● Stated goal
Pick out the lines below that contain the string "plus" and copy them all.
:: Recorded information
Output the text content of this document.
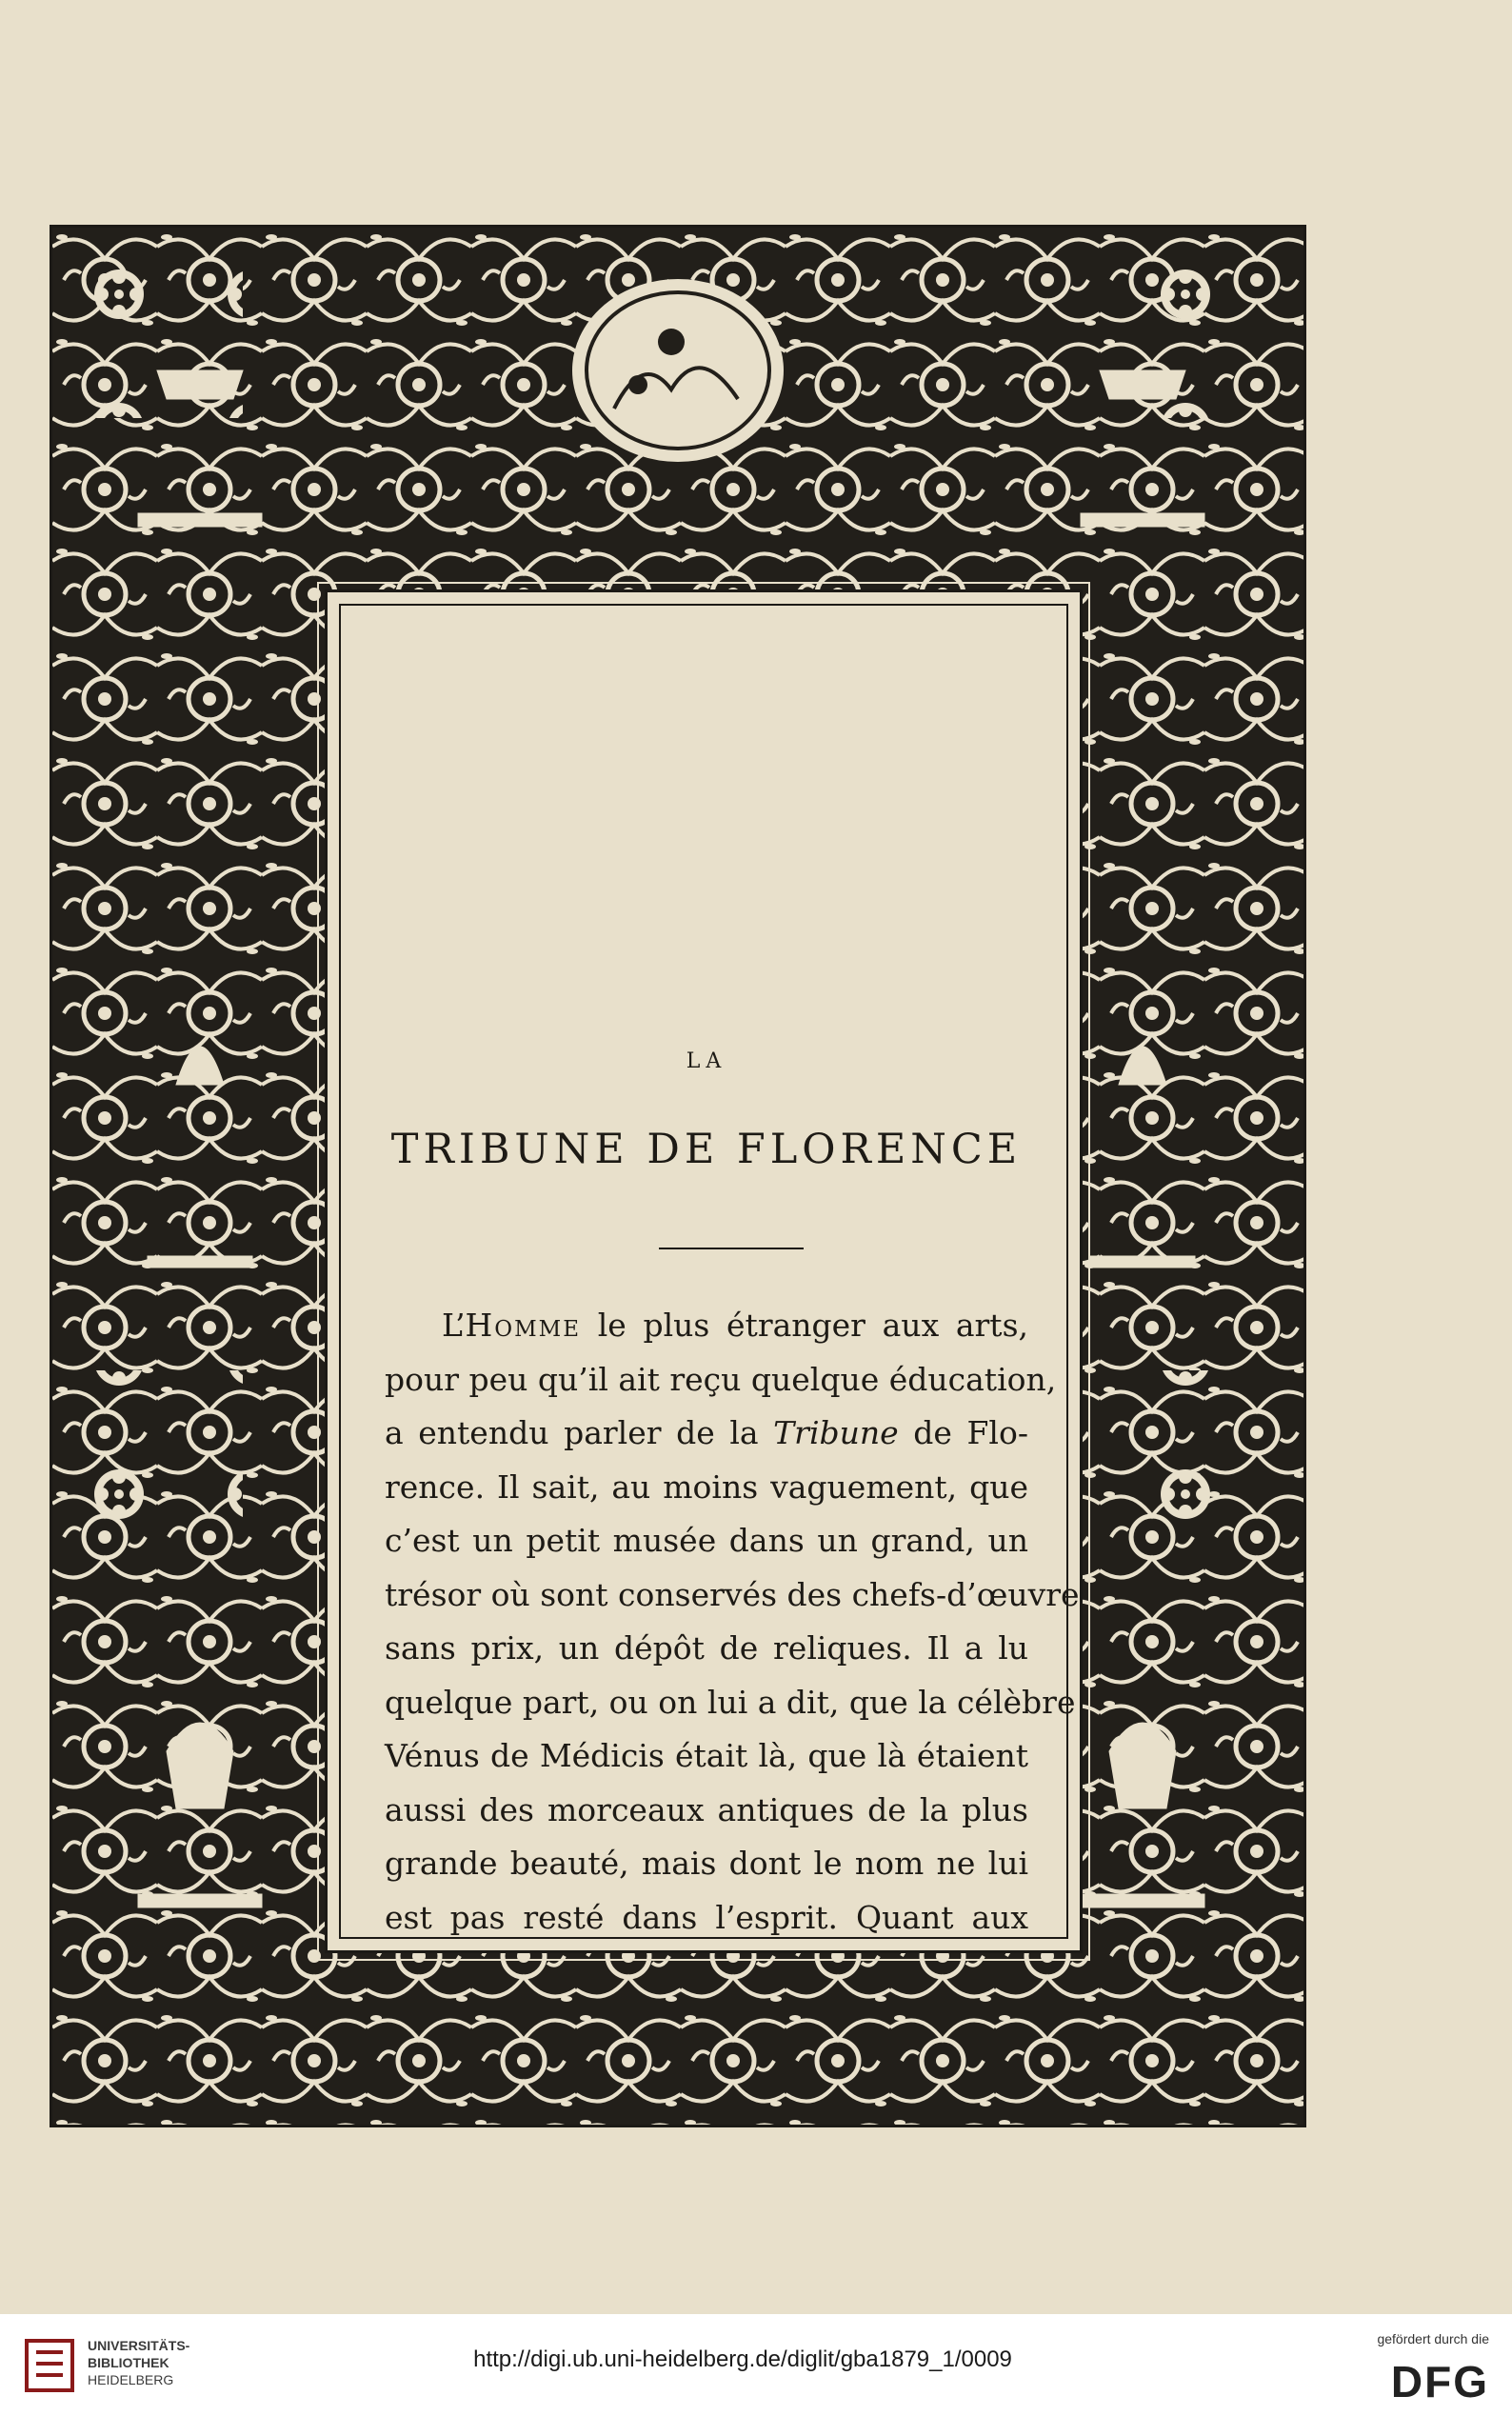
LA
TRIBUNE DE FLORENCE
L’Homme le plus étranger aux arts,
pour peu qu’il ait reçu quelque éducation,
a entendu parler de la Tribune de Flo-
rence. Il sait, au moins vaguement, que
c’est un petit musée dans un grand, un
trésor où sont conservés des chefs-d’œuvre
sans prix, un dépôt de reliques. Il a lu
quelque part, ou on lui a dit, que la célèbre
Vénus de Médicis était là, que là étaient
aussi des morceaux antiques de la plus
grande beauté, mais dont le nom ne lui
est pas resté dans l’esprit. Quant aux
UNIVERSITÄTS-
BIBLIOTHEK
HEIDELBERG
http://digi.ub.uni-heidelberg.de/diglit/gba1879_1/0009
gefördert durch die
DFG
::::
● Task answer
L’Homme le plus étranger aux arts,
aussi des morceaux antiques de la plus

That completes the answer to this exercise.